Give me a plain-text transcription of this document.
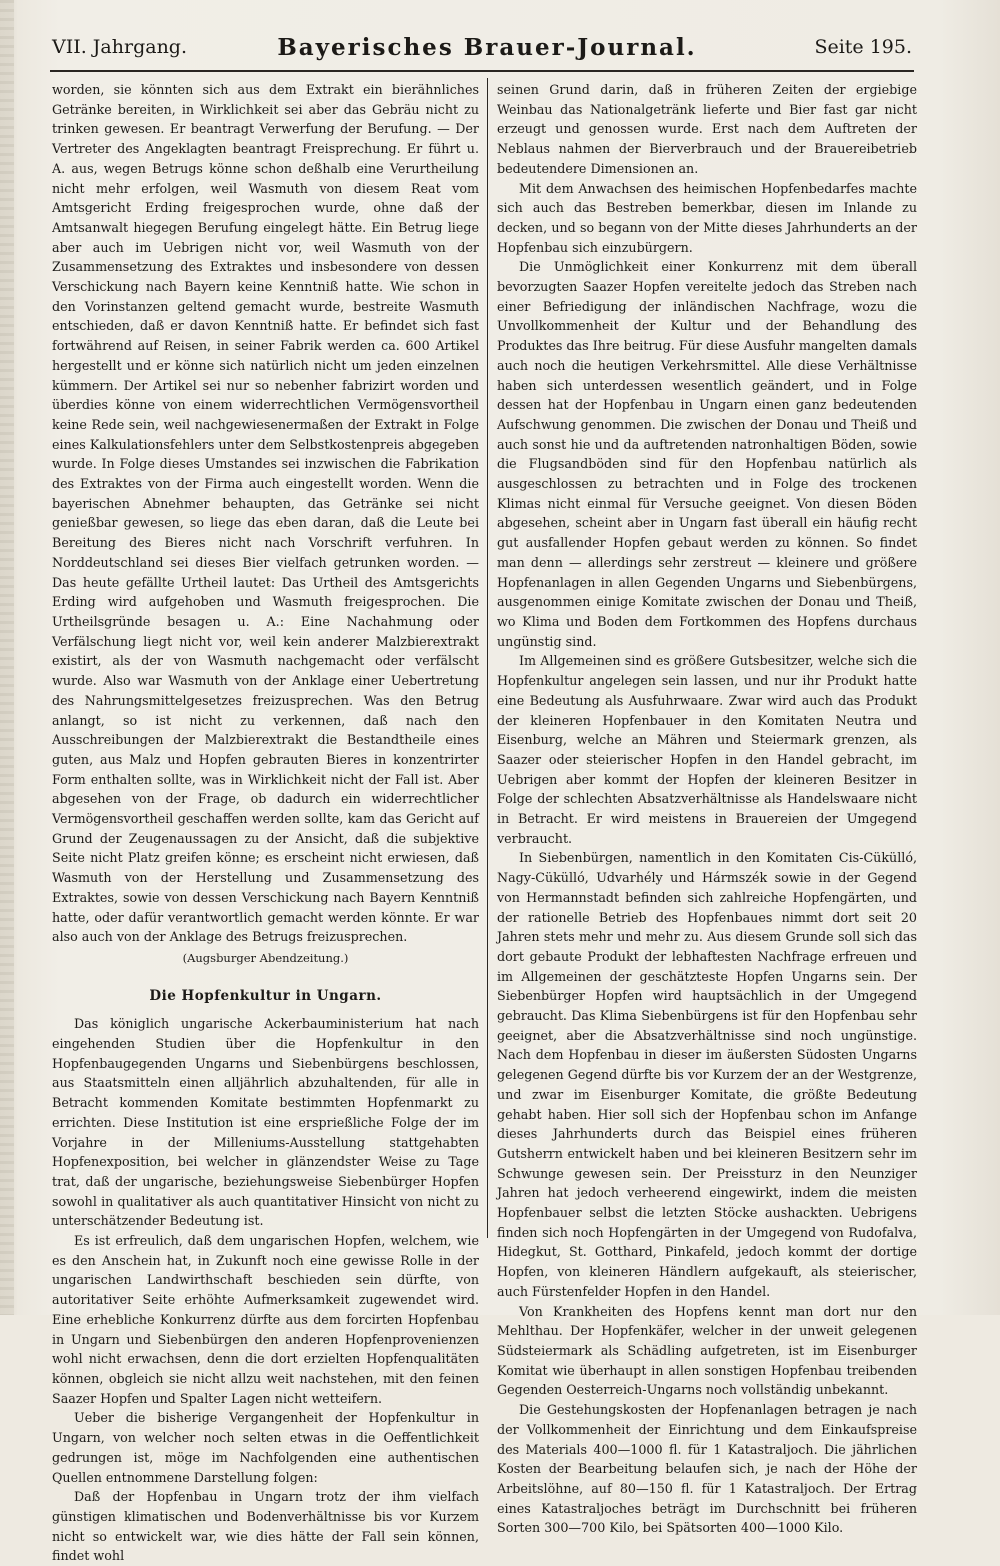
VII. Jahrgang.	Bayerisches Brauer-Journal.	Seite 195.

worden, sie könnten sich aus dem Extrakt ein bierähnliches Getränke bereiten, in Wirklichkeit sei aber das Gebräu nicht zu trinken gewesen. Er beantragt Verwerfung der Berufung. — Der Vertreter des Angeklagten beantragt Freisprechung. Er führt u. A. aus, wegen Betrugs könne schon deßhalb eine Verurtheilung nicht mehr erfolgen, weil Wasmuth von diesem Reat vom Amtsgericht Erding freigesprochen wurde, ohne daß der Amtsanwalt hiegegen Berufung eingelegt hätte. Ein Betrug liege aber auch im Uebrigen nicht vor, weil Wasmuth von der Zusammensetzung des Extraktes und insbesondere von dessen Verschickung nach Bayern keine Kenntniß hatte. Wie schon in den Vorinstanzen geltend gemacht wurde, bestreite Wasmuth entschieden, daß er davon Kenntniß hatte. Er befindet sich fast fortwährend auf Reisen, in seiner Fabrik werden ca. 600 Artikel hergestellt und er könne sich natürlich nicht um jeden einzelnen kümmern. Der Artikel sei nur so nebenher fabrizirt worden und überdies könne von einem widerrechtlichen Vermögensvortheil keine Rede sein, weil nachgewiesenermaßen der Extrakt in Folge eines Kalkulationsfehlers unter dem Selbstkostenpreis abgegeben wurde. In Folge dieses Umstandes sei inzwischen die Fabrikation des Extraktes von der Firma auch eingestellt worden. Wenn die bayerischen Abnehmer behaupten, das Getränke sei nicht genießbar gewesen, so liege das eben daran, daß die Leute bei Bereitung des Bieres nicht nach Vorschrift verfuhren. In Norddeutschland sei dieses Bier vielfach getrunken worden. — Das heute gefällte Urtheil lautet: Das Urtheil des Amtsgerichts Erding wird aufgehoben und Wasmuth freigesprochen. Die Urtheilsgründe besagen u. A.: Eine Nachahmung oder Verfälschung liegt nicht vor, weil kein anderer Malzbierextrakt existirt, als der von Wasmuth nachgemacht oder verfälscht wurde. Also war Wasmuth von der Anklage einer Uebertretung des Nahrungsmittelgesetzes freizusprechen. Was den Betrug anlangt, so ist nicht zu verkennen, daß nach den Ausschreibungen der Malzbierextrakt die Bestandtheile eines guten, aus Malz und Hopfen gebrauten Bieres in konzentrirter Form enthalten sollte, was in Wirklichkeit nicht der Fall ist. Aber abgesehen von der Frage, ob dadurch ein widerrechtlicher Vermögensvortheil geschaffen werden sollte, kam das Gericht auf Grund der Zeugenaussagen zu der Ansicht, daß die subjektive Seite nicht Platz greifen könne; es erscheint nicht erwiesen, daß Wasmuth von der Herstellung und Zusammensetzung des Extraktes, sowie von dessen Verschickung nach Bayern Kenntniß hatte, oder dafür verantwortlich gemacht werden könnte. Er war also auch von der Anklage des Betrugs freizusprechen.

(Augsburger Abendzeitung.)
Die Hopfenkultur in Ungarn.

Das königlich ungarische Ackerbauministerium hat nach eingehenden Studien über die Hopfenkultur in den Hopfenbaugegenden Ungarns und Siebenbürgens beschlossen, aus Staatsmitteln einen alljährlich abzuhaltenden, für alle in Betracht kommenden Komitate bestimmten Hopfenmarkt zu errichten. Diese Institution ist eine ersprießliche Folge der im Vorjahre in der Milleniums-Ausstellung stattgehabten Hopfenexposition, bei welcher in glänzendster Weise zu Tage trat, daß der ungarische, beziehungsweise Siebenbürger Hopfen sowohl in qualitativer als auch quantitativer Hinsicht von nicht zu unterschätzender Bedeutung ist.

Es ist erfreulich, daß dem ungarischen Hopfen, welchem, wie es den Anschein hat, in Zukunft noch eine gewisse Rolle in der ungarischen Landwirthschaft beschieden sein dürfte, von autoritativer Seite erhöhte Aufmerksamkeit zugewendet wird. Eine erhebliche Konkurrenz dürfte aus dem forcirten Hopfenbau in Ungarn und Siebenbürgen den anderen Hopfenprovenienzen wohl nicht erwachsen, denn die dort erzielten Hopfenqualitäten können, obgleich sie nicht allzu weit nachstehen, mit den feinen Saazer Hopfen und Spalter Lagen nicht wetteifern.

Ueber die bisherige Vergangenheit der Hopfenkultur in Ungarn, von welcher noch selten etwas in die Oeffentlichkeit gedrungen ist, möge im Nachfolgenden eine authentischen Quellen entnommene Darstellung folgen:

Daß der Hopfenbau in Ungarn trotz der ihm vielfach günstigen klimatischen und Bodenverhältnisse bis vor Kurzem nicht so entwickelt war, wie dies hätte der Fall sein können, findet wohl

seinen Grund darin, daß in früheren Zeiten der ergiebige Weinbau das Nationalgetränk lieferte und Bier fast gar nicht erzeugt und genossen wurde. Erst nach dem Auftreten der Neblaus nahmen der Bierverbrauch und der Brauereibetrieb bedeutendere Dimensionen an.

Mit dem Anwachsen des heimischen Hopfenbedarfes machte sich auch das Bestreben bemerkbar, diesen im Inlande zu decken, und so begann von der Mitte dieses Jahrhunderts an der Hopfenbau sich einzubürgern.

Die Unmöglichkeit einer Konkurrenz mit dem überall bevorzugten Saazer Hopfen vereitelte jedoch das Streben nach einer Befriedigung der inländischen Nachfrage, wozu die Unvollkommenheit der Kultur und der Behandlung des Produktes das Ihre beitrug. Für diese Ausfuhr mangelten damals auch noch die heutigen Verkehrsmittel. Alle diese Verhältnisse haben sich unterdessen wesentlich geändert, und in Folge dessen hat der Hopfenbau in Ungarn einen ganz bedeutenden Aufschwung genommen. Die zwischen der Donau und Theiß und auch sonst hie und da auftretenden natronhaltigen Böden, sowie die Flugsandböden sind für den Hopfenbau natürlich als ausgeschlossen zu betrachten und in Folge des trockenen Klimas nicht einmal für Versuche geeignet. Von diesen Böden abgesehen, scheint aber in Ungarn fast überall ein häufig recht gut ausfallender Hopfen gebaut werden zu können. So findet man denn — allerdings sehr zerstreut — kleinere und größere Hopfenanlagen in allen Gegenden Ungarns und Siebenbürgens, ausgenommen einige Komitate zwischen der Donau und Theiß, wo Klima und Boden dem Fortkommen des Hopfens durchaus ungünstig sind.

Im Allgemeinen sind es größere Gutsbesitzer, welche sich die Hopfenkultur angelegen sein lassen, und nur ihr Produkt hatte eine Bedeutung als Ausfuhrwaare. Zwar wird auch das Produkt der kleineren Hopfenbauer in den Komitaten Neutra und Eisenburg, welche an Mähren und Steiermark grenzen, als Saazer oder steierischer Hopfen in den Handel gebracht, im Uebrigen aber kommt der Hopfen der kleineren Besitzer in Folge der schlechten Absatzverhältnisse als Handelswaare nicht in Betracht. Er wird meistens in Brauereien der Umgegend verbraucht.

In Siebenbürgen, namentlich in den Komitaten Cis-Cükülló, Nagy-Cükülló, Udvarhély und Hármszék sowie in der Gegend von Hermannstadt befinden sich zahlreiche Hopfengärten, und der rationelle Betrieb des Hopfenbaues nimmt dort seit 20 Jahren stets mehr und mehr zu. Aus diesem Grunde soll sich das dort gebaute Produkt der lebhaftesten Nachfrage erfreuen und im Allgemeinen der geschätzteste Hopfen Ungarns sein. Der Siebenbürger Hopfen wird hauptsächlich in der Umgegend gebraucht. Das Klima Siebenbürgens ist für den Hopfenbau sehr geeignet, aber die Absatzverhältnisse sind noch ungünstige. Nach dem Hopfenbau in dieser im äußersten Südosten Ungarns gelegenen Gegend dürfte bis vor Kurzem der an der Westgrenze, und zwar im Eisenburger Komitate, die größte Bedeutung gehabt haben. Hier soll sich der Hopfenbau schon im Anfange dieses Jahrhunderts durch das Beispiel eines früheren Gutsherrn entwickelt haben und bei kleineren Besitzern sehr im Schwunge gewesen sein. Der Preissturz in den Neunziger Jahren hat jedoch verheerend eingewirkt, indem die meisten Hopfenbauer selbst die letzten Stöcke aushackten. Uebrigens finden sich noch Hopfengärten in der Umgegend von Rudofalva, Hidegkut, St. Gotthard, Pinkafeld, jedoch kommt der dortige Hopfen, von kleineren Händlern aufgekauft, als steierischer, auch Fürstenfelder Hopfen in den Handel.

Von Krankheiten des Hopfens kennt man dort nur den Mehlthau. Der Hopfenkäfer, welcher in der unweit gelegenen Südsteiermark als Schädling aufgetreten, ist im Eisenburger Komitat wie überhaupt in allen sonstigen Hopfenbau treibenden Gegenden Oesterreich-Ungarns noch vollständig unbekannt.

Die Gestehungskosten der Hopfenanlagen betragen je nach der Vollkommenheit der Einrichtung und dem Einkaufspreise des Materials 400—1000 fl. für 1 Katastraljoch. Die jährlichen Kosten der Bearbeitung belaufen sich, je nach der Höhe der Arbeitslöhne, auf 80—150 fl. für 1 Katastraljoch. Der Ertrag eines Katastraljoches beträgt im Durchschnitt bei früheren Sorten 300—700 Kilo, bei Spätsorten 400—1000 Kilo.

....................

*ASSIGNMENT*.
Check the data for the word "Hopfens" and pull out the lines that have it.

*RESPONSE FOR THIS EXERCISE*.
Die Unmöglichkeit einer Konkurrenz mit dem überall bevorzugten Saazer Hopfen vereitelte jedoch das Streben nach einer Befriedigung der inländischen Nachfrage, wozu die Unvollkommenheit der Kultur und der Behandlung des Produktes das Ihre beitrug. Für diese Ausfuhr mangelten damals auch noch die heutigen Verkehrsmittel. Alle diese Verhältnisse haben sich unterdessen wesentlich geändert, und in Folge dessen hat der Hopfenbau in Ungarn einen ganz bedeutenden Aufschwung genommen. Die zwischen der Donau und Theiß und auch sonst hie und da auftretenden natronhaltigen Böden, sowie die Flugsandböden sind für den Hopfenbau natürlich als ausgeschlossen zu betrachten und in Folge des trockenen Klimas nicht einmal für Versuche geeignet. Von diesen Böden abgesehen, scheint aber in Ungarn fast überall ein häufig recht gut ausfallender Hopfen gebaut werden zu können. So findet man denn — allerdings sehr zerstreut — kleinere und größere Hopfenanlagen in allen Gegenden Ungarns und Siebenbürgens, ausgenommen einige Komitate zwischen der Donau und Theiß, wo Klima und Boden dem Fortkommen des Hopfens durchaus ungünstig sind.
Von Krankheiten des Hopfens kennt man dort nur den Mehlthau. Der Hopfenkäfer, welcher in der unweit gelegenen Südsteiermark als Schädling aufgetreten, ist im Eisenburger Komitat wie überhaupt in allen sonstigen Hopfenbau treibenden Gegenden Oesterreich-Ungarns noch vollständig unbekannt.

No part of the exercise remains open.